### [Dataset content]
——————

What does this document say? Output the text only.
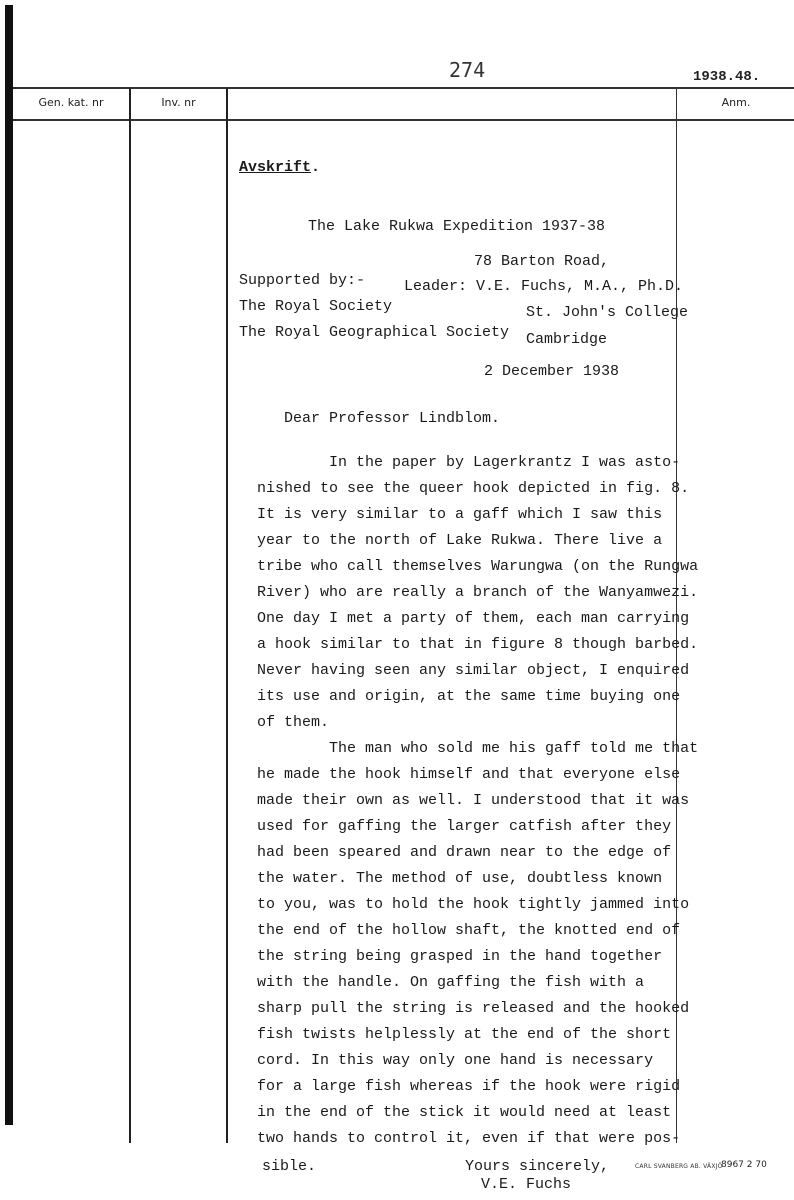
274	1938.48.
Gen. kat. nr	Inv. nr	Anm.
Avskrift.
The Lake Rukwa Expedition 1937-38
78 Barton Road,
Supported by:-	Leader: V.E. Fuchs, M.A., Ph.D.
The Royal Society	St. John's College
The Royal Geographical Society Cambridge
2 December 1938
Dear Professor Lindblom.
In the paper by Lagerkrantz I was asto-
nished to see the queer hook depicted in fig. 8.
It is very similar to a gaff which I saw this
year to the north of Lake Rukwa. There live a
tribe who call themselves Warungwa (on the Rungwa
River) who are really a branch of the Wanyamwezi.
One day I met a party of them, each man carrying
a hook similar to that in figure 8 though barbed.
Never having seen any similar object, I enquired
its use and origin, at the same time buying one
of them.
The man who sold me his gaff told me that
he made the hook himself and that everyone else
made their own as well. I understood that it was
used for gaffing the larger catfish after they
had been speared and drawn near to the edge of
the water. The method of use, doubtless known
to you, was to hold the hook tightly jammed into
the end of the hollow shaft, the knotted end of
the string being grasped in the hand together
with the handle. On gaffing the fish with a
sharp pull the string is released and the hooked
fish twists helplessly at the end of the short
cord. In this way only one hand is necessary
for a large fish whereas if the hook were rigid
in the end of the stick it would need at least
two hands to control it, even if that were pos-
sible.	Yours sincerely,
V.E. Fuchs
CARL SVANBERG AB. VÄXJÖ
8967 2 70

——————

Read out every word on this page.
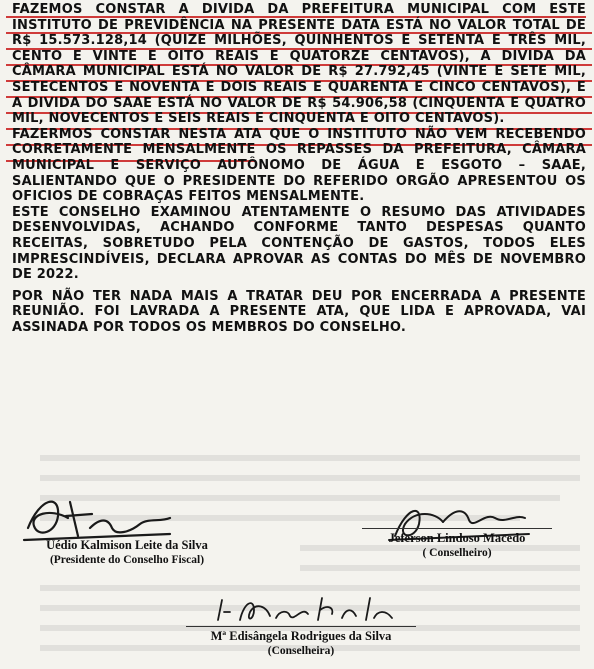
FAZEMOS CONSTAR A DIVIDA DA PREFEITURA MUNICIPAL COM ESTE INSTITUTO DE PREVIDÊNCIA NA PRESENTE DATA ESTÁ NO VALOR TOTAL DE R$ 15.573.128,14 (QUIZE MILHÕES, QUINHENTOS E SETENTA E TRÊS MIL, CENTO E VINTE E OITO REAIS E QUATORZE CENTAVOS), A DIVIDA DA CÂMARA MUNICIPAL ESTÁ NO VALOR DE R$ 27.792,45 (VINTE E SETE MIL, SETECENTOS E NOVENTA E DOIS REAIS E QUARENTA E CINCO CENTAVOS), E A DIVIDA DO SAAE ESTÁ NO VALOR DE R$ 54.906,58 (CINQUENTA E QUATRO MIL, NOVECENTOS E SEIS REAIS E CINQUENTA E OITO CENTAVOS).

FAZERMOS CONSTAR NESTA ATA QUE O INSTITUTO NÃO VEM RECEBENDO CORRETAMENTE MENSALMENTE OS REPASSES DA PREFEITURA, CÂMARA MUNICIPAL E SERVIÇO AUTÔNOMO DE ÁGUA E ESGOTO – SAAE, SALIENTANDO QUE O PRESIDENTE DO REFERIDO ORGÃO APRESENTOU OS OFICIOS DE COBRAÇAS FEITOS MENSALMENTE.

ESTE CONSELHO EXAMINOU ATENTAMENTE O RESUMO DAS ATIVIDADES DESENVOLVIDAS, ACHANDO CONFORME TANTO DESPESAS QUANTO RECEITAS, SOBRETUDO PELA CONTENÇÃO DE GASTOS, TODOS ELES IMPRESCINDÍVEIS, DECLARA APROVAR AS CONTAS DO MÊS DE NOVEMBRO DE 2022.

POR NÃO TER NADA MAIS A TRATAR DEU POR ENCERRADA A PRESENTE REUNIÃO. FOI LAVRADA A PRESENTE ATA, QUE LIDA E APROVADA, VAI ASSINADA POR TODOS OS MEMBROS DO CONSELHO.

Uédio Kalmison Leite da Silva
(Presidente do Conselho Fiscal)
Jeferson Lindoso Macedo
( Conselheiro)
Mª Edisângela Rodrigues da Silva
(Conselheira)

——————

### [Work to be completed]
Tell how many lines contain the word "that", using only the number.

### [Solution to this exercise]
5